● **Task**: For the material that follows, list every line containing the word "Daily".

● **Supplied material**:
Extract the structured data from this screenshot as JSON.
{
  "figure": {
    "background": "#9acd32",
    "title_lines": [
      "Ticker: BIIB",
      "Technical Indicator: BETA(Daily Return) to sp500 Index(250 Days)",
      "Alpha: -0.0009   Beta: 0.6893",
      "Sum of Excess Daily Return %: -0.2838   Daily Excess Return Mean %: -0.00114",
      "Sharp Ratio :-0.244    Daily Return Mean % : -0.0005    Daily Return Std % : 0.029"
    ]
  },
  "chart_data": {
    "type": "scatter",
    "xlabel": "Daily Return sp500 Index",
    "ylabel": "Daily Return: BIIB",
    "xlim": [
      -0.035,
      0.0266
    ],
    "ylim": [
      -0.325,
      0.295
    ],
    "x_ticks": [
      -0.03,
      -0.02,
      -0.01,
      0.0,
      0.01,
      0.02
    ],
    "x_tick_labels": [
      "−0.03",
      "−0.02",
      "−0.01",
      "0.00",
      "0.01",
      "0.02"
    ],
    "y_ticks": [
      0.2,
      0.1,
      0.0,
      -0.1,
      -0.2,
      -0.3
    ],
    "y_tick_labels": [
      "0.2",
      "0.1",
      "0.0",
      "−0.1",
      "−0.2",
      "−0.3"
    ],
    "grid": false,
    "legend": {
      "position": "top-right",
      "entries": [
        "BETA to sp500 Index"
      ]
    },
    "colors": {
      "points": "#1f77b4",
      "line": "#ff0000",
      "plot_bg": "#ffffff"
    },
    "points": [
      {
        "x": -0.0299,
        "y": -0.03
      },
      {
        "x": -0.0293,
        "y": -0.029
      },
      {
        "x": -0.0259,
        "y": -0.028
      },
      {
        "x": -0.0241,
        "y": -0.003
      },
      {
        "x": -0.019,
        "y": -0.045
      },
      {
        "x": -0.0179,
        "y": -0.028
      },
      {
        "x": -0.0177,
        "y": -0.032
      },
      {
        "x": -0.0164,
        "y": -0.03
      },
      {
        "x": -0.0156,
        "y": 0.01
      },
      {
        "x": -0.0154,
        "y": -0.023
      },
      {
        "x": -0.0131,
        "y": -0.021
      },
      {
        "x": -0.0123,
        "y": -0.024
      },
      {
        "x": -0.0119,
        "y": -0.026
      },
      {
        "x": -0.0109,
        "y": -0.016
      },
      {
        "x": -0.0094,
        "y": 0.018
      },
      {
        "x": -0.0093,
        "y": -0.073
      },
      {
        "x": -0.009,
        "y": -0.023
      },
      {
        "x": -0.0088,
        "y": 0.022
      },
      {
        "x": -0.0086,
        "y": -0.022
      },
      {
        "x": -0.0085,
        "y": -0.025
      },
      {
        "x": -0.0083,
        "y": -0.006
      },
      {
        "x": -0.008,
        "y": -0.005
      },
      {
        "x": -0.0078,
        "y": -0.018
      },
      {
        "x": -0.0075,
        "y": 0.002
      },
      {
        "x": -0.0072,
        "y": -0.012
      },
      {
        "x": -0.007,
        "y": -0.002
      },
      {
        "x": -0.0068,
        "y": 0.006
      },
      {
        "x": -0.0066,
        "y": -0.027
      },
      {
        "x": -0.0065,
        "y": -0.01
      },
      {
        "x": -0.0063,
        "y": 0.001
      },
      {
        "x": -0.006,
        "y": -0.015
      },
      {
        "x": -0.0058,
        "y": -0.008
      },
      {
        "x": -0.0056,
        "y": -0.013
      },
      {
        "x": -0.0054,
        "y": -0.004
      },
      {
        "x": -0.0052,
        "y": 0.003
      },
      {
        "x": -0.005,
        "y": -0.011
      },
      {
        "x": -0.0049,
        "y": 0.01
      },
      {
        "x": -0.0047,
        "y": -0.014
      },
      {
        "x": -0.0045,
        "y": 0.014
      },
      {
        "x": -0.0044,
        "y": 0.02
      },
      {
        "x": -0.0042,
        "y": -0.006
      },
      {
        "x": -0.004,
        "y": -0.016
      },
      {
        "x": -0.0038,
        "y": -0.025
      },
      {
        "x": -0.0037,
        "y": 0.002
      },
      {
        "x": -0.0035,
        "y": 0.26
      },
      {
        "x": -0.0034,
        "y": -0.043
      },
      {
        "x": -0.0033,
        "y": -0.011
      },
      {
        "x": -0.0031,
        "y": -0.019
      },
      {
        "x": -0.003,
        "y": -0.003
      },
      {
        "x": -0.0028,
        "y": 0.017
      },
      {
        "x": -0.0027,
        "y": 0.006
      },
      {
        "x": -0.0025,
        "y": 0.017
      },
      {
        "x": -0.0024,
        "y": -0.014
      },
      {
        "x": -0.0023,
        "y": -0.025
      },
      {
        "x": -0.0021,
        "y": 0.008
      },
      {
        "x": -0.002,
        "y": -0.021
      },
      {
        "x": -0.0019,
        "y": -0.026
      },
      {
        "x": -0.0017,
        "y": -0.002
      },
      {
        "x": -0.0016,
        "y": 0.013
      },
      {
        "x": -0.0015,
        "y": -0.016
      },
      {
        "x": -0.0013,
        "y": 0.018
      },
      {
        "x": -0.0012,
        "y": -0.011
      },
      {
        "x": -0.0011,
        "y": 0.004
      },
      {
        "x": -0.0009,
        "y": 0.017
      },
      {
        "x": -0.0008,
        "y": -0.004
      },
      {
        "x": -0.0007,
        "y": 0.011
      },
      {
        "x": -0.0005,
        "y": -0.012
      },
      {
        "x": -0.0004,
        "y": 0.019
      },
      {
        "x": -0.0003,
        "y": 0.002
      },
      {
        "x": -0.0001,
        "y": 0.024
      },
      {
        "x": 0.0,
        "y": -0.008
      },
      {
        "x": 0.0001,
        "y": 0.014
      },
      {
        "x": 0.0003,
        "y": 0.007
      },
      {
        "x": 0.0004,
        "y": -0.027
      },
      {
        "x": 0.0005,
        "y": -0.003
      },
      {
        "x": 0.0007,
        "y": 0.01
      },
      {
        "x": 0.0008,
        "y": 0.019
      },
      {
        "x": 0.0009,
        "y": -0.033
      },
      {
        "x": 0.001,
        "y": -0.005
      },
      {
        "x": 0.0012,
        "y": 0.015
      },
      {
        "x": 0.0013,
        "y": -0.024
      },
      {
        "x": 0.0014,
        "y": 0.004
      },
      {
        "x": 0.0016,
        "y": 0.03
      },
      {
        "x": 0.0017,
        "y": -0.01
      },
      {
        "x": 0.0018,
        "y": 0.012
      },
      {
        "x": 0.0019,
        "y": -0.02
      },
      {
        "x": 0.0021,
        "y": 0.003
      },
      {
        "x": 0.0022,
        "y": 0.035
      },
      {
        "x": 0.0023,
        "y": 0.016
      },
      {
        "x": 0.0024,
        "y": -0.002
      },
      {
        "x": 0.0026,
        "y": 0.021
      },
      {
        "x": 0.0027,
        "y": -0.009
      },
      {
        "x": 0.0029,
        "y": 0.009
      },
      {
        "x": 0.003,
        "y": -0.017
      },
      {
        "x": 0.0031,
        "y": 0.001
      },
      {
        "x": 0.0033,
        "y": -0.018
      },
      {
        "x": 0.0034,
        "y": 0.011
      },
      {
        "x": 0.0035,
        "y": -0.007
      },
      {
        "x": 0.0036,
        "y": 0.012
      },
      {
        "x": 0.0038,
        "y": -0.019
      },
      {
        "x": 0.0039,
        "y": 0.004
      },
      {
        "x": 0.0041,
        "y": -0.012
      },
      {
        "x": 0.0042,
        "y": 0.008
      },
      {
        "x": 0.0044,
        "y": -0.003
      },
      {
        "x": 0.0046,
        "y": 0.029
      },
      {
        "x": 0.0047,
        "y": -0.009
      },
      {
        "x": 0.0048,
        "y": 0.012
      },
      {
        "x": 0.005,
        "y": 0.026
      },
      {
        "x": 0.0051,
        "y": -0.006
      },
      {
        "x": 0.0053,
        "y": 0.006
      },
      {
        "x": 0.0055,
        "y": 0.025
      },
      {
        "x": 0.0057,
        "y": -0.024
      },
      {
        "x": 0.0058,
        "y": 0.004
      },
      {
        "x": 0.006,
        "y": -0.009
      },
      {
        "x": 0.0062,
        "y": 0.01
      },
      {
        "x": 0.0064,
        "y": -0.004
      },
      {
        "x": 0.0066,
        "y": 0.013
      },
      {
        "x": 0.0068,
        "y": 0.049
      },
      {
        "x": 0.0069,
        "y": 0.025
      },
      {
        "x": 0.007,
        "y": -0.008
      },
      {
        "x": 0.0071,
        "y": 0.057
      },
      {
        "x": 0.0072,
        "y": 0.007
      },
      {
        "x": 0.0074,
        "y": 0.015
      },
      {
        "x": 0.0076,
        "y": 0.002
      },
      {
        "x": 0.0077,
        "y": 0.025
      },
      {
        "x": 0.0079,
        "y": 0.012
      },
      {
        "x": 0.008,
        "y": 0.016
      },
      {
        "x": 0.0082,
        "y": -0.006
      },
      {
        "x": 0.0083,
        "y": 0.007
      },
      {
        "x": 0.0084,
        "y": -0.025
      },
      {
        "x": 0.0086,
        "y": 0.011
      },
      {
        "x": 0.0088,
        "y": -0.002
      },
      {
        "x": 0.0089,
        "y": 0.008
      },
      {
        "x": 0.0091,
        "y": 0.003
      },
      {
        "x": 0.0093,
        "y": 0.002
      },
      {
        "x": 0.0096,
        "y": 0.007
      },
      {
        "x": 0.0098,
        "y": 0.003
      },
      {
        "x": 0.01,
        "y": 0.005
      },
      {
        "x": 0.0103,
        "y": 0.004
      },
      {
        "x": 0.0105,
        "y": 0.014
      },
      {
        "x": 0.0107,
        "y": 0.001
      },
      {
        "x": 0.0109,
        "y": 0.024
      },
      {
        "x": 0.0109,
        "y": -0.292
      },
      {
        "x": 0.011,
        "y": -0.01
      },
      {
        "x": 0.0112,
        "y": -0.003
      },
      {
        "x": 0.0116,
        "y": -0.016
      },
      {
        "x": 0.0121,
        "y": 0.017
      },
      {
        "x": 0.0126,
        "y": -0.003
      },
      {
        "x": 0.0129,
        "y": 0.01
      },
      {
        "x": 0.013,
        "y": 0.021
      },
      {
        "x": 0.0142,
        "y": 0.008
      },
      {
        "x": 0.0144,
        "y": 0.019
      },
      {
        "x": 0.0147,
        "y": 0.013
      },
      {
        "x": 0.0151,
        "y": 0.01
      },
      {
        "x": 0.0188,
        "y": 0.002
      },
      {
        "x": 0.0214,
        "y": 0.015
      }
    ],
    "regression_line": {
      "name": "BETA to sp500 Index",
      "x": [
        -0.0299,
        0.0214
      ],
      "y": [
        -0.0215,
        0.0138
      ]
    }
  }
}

● **Solution to the problem**:
      "Technical Indicator: BETA(Daily Return) to sp500 Index(250 Days)",
      "Sum of Excess Daily Return %: -0.2838   Daily Excess Return Mean %: -0.00114",
      "Sharp Ratio :-0.244    Daily Return Mean % : -0.0005    Daily Return Std % : 0.029"
    "xlabel": "Daily Return sp500 Index",
    "ylabel": "Daily Return: BIIB",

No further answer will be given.